[The problem]
Transcribe every line exactly. Leave the pictures behind.
__________
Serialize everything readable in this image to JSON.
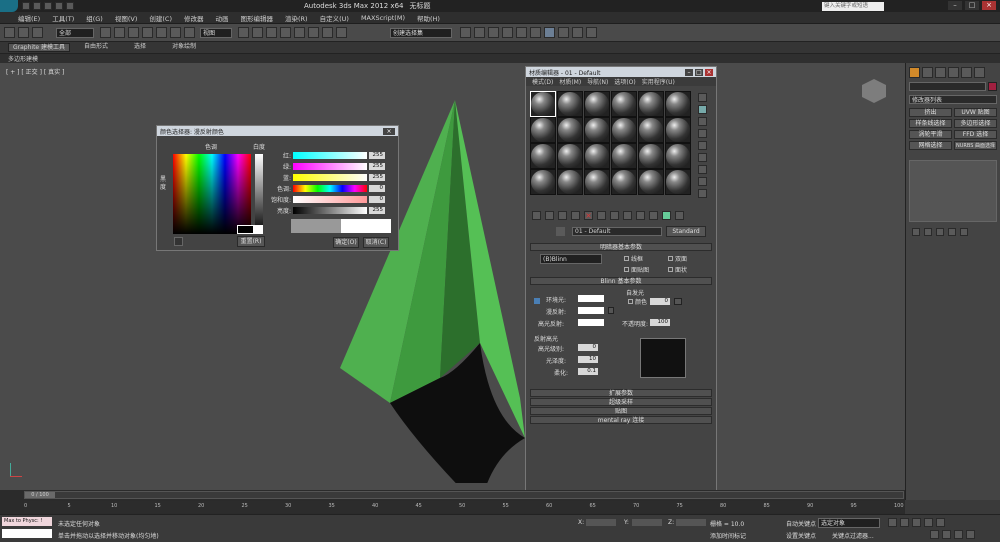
{
  "app": {
    "title": "Autodesk 3ds Max  2012 x64",
    "subtitle": "无标题",
    "search_placeholder": "键入关键字或短语"
  },
  "menu": [
    "编辑(E)",
    "工具(T)",
    "组(G)",
    "视图(V)",
    "创建(C)",
    "修改器",
    "动画",
    "图形编辑器",
    "渲染(R)",
    "自定义(U)",
    "MAXScript(M)",
    "帮助(H)"
  ],
  "toolbar": {
    "filter": "全部",
    "view": "视图",
    "named_selection": "创建选择集"
  },
  "ribbon": {
    "tabs": [
      "Graphite 建模工具",
      "自由形式",
      "选择",
      "对象绘制"
    ],
    "sub": "多边形建模"
  },
  "viewport": {
    "label": "[ + ] [ 正交 ] [ 真实 ]"
  },
  "color_dialog": {
    "title": "颜色选择器: 漫反射颜色",
    "hue_label": "色调",
    "white_label": "白度",
    "black_label": "黑度",
    "channels": [
      {
        "label": "红:",
        "value": "255"
      },
      {
        "label": "绿:",
        "value": "255"
      },
      {
        "label": "蓝:",
        "value": "255"
      },
      {
        "label": "色调:",
        "value": "0"
      },
      {
        "label": "饱和度:",
        "value": "0"
      },
      {
        "label": "亮度:",
        "value": "255"
      }
    ],
    "reset": "重置(R)",
    "ok": "确定(O)",
    "cancel": "取消(C)"
  },
  "material_editor": {
    "title": "材质编辑器 - 01 - Default",
    "menu": [
      "模式(D)",
      "材质(M)",
      "导航(N)",
      "选项(O)",
      "实用程序(U)"
    ],
    "material_name": "01 - Default",
    "material_type": "Standard",
    "shader_rollout": "明暗器基本参数",
    "shader": "(B)Blinn",
    "checks": [
      "线框",
      "双面",
      "面贴图",
      "面状"
    ],
    "blinn_rollout": "Blinn 基本参数",
    "self_illum": "自发光",
    "color_label": "颜色",
    "color_value": "0",
    "ambient": "环境光:",
    "diffuse": "漫反射:",
    "specular": "高光反射:",
    "opacity_label": "不透明度:",
    "opacity_value": "100",
    "spec_highlights": "反射高光",
    "spec_level_label": "高光级别:",
    "spec_level": "0",
    "gloss_label": "光泽度:",
    "gloss": "10",
    "soften_label": "柔化:",
    "soften": "0.1",
    "rollouts": [
      "扩展参数",
      "超级采样",
      "贴图",
      "mental ray 连接"
    ]
  },
  "command_panel": {
    "object_name": "",
    "modifier_list": "修改器列表",
    "buttons": [
      "挤出",
      "UVW 贴图",
      "样条线选择",
      "多边形选择",
      "涡轮平滑",
      "FFD 选择",
      "网格选择",
      "NURBS 曲面选择"
    ]
  },
  "timeline": {
    "frame": "0 / 100",
    "ticks": [
      "0",
      "5",
      "10",
      "15",
      "20",
      "25",
      "30",
      "35",
      "40",
      "45",
      "50",
      "55",
      "60",
      "65",
      "70",
      "75",
      "80",
      "85",
      "90",
      "95",
      "100"
    ]
  },
  "status": {
    "script": "Max to Physc: !",
    "line1": "未选定任何对象",
    "line2": "单击并拖动以选择并移动对象(均匀地)",
    "x": "X:",
    "y": "Y:",
    "z": "Z:",
    "grid": "栅格 = 10.0",
    "auto_key": "自动关键点",
    "selected": "选定对象",
    "set_key": "设置关键点",
    "key_filter": "关键点过滤器...",
    "add_time_tag": "添加时间标记"
  }
}
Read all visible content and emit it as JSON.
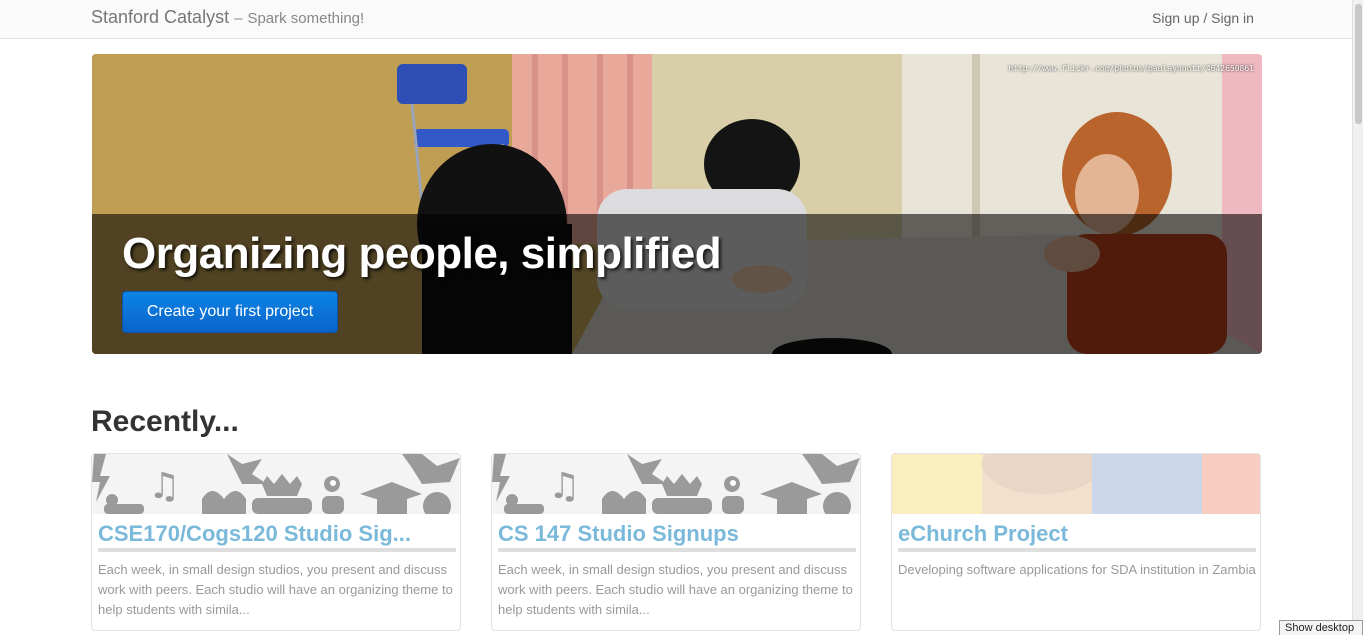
__________
[Complete answer]
Serialize everything readable in this image to JSON.
{
  "app": {
    "title": "Autodesk 3ds Max  2012 x64",
    "subtitle": "无标题",
    "search_placeholder": "键入关键字或短语"
  },
  "menu": [
    "编辑(E)",
    "工具(T)",
    "组(G)",
    "视图(V)",
    "创建(C)",
    "修改器",
    "动画",
    "图形编辑器",
    "渲染(R)",
    "自定义(U)",
    "MAXScript(M)",
    "帮助(H)"
  ],
  "toolbar": {
    "filter": "全部",
    "view": "视图",
    "named_selection": "创建选择集"
  },
  "ribbon": {
    "tabs": [
      "Graphite 建模工具",
      "自由形式",
      "选择",
      "对象绘制"
    ],
    "sub": "多边形建模"
  },
  "viewport": {
    "label": "[ + ] [ 正交 ] [ 真实 ]"
  },
  "color_dialog": {
    "title": "颜色选择器: 漫反射颜色",
    "hue_label": "色调",
    "white_label": "白度",
    "black_label": "黑度",
    "channels": [
      {
        "label": "红:",
        "value": "255"
      },
      {
        "label": "绿:",
        "value": "255"
      },
      {
        "label": "蓝:",
        "value": "255"
      },
      {
        "label": "色调:",
        "value": "0"
      },
      {
        "label": "饱和度:",
        "value": "0"
      },
      {
        "label": "亮度:",
        "value": "255"
      }
    ],
    "reset": "重置(R)",
    "ok": "确定(O)",
    "cancel": "取消(C)"
  },
  "material_editor": {
    "title": "材质编辑器 - 01 - Default",
    "menu": [
      "模式(D)",
      "材质(M)",
      "导航(N)",
      "选项(O)",
      "实用程序(U)"
    ],
    "material_name": "01 - Default",
    "material_type": "Standard",
    "shader_rollout": "明暗器基本参数",
    "shader": "(B)Blinn",
    "checks": [
      "线框",
      "双面",
      "面贴图",
      "面状"
    ],
    "blinn_rollout": "Blinn 基本参数",
    "self_illum": "自发光",
    "color_label": "颜色",
    "color_value": "0",
    "ambient": "环境光:",
    "diffuse": "漫反射:",
    "specular": "高光反射:",
    "opacity_label": "不透明度:",
    "opacity_value": "100",
    "spec_highlights": "反射高光",
    "spec_level_label": "高光级别:",
    "spec_level": "0",
    "gloss_label": "光泽度:",
    "gloss": "10",
    "soften_label": "柔化:",
    "soften": "0.1",
    "rollouts": [
      "扩展参数",
      "超级采样",
      "贴图",
      "mental ray 连接"
    ]
  },
  "command_panel": {
    "object_name": "",
    "modifier_list": "修改器列表",
    "buttons": [
      "挤出",
      "UVW 贴图",
      "样条线选择",
      "多边形选择",
      "涡轮平滑",
      "FFD 选择",
      "网格选择",
      "NURBS 曲面选择"
    ]
  },
  "timeline": {
    "frame": "0 / 100",
    "ticks": [
      "0",
      "5",
      "10",
      "15",
      "20",
      "25",
      "30",
      "35",
      "40",
      "45",
      "50",
      "55",
      "60",
      "65",
      "70",
      "75",
      "80",
      "85",
      "90",
      "95",
      "100"
    ]
  },
  "status": {
    "script": "Max to Physc: !",
    "line1": "未选定任何对象",
    "line2": "单击并拖动以选择并移动对象(均匀地)",
    "x": "X:",
    "y": "Y:",
    "z": "Z:",
    "grid": "栅格 = 10.0",
    "auto_key": "自动关键点",
    "selected": "选定对象",
    "set_key": "设置关键点",
    "key_filter": "关键点过滤器...",
    "add_time_tag": "添加时间标记"
  }
}
Read all visible content and emit it as JSON.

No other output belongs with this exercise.